Dataset records:
=====

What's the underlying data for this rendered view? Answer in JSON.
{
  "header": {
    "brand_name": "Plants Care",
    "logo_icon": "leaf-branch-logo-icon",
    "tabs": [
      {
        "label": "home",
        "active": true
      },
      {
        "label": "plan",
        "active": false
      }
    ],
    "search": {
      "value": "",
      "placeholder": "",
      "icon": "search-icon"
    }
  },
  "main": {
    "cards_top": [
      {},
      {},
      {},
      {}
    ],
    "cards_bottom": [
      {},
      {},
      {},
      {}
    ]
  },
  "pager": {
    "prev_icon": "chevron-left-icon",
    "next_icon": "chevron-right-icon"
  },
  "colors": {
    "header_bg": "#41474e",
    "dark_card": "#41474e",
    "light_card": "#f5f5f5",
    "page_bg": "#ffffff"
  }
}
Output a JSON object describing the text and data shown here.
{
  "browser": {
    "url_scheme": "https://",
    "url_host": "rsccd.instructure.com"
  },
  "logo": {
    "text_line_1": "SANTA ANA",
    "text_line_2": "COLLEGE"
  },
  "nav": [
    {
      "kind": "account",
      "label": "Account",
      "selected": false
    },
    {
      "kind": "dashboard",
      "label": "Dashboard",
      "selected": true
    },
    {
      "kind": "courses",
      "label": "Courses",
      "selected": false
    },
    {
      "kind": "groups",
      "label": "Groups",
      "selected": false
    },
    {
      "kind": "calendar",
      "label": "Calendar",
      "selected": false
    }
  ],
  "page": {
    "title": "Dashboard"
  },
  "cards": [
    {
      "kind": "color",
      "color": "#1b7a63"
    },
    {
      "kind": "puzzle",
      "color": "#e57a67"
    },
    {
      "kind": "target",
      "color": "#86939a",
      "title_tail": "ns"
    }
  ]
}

=====

* Your instructions *
Would you give the material above again, complete and exact?

* Answer to this exercise *
What's the underlying data for this rendered view? Answer in JSON.
{
  "header": {
    "brand_name": "Plants Care",
    "logo_icon": "leaf-branch-logo-icon",
    "tabs": [
      {
        "label": "home",
        "active": true
      },
      {
        "label": "plan",
        "active": false
      }
    ],
    "search": {
      "value": "",
      "placeholder": "",
      "icon": "search-icon"
    }
  },
  "main": {
    "cards_top": [
      {},
      {},
      {},
      {}
    ],
    "cards_bottom": [
      {},
      {},
      {},
      {}
    ]
  },
  "pager": {
    "prev_icon": "chevron-left-icon",
    "next_icon": "chevron-right-icon"
  },
  "colors": {
    "header_bg": "#41474e",
    "dark_card": "#41474e",
    "light_card": "#f5f5f5",
    "page_bg": "#ffffff"
  }
}
Output a JSON object describing the text and data shown here.
{
  "browser": {
    "url_scheme": "https://",
    "url_host": "rsccd.instructure.com"
  },
  "logo": {
    "text_line_1": "SANTA ANA",
    "text_line_2": "COLLEGE"
  },
  "nav": [
    {
      "kind": "account",
      "label": "Account",
      "selected": false
    },
    {
      "kind": "dashboard",
      "label": "Dashboard",
      "selected": true
    },
    {
      "kind": "courses",
      "label": "Courses",
      "selected": false
    },
    {
      "kind": "groups",
      "label": "Groups",
      "selected": false
    },
    {
      "kind": "calendar",
      "label": "Calendar",
      "selected": false
    }
  ],
  "page": {
    "title": "Dashboard"
  },
  "cards": [
    {
      "kind": "color",
      "color": "#1b7a63"
    },
    {
      "kind": "puzzle",
      "color": "#e57a67"
    },
    {
      "kind": "target",
      "color": "#86939a",
      "title_tail": "ns"
    }
  ]
}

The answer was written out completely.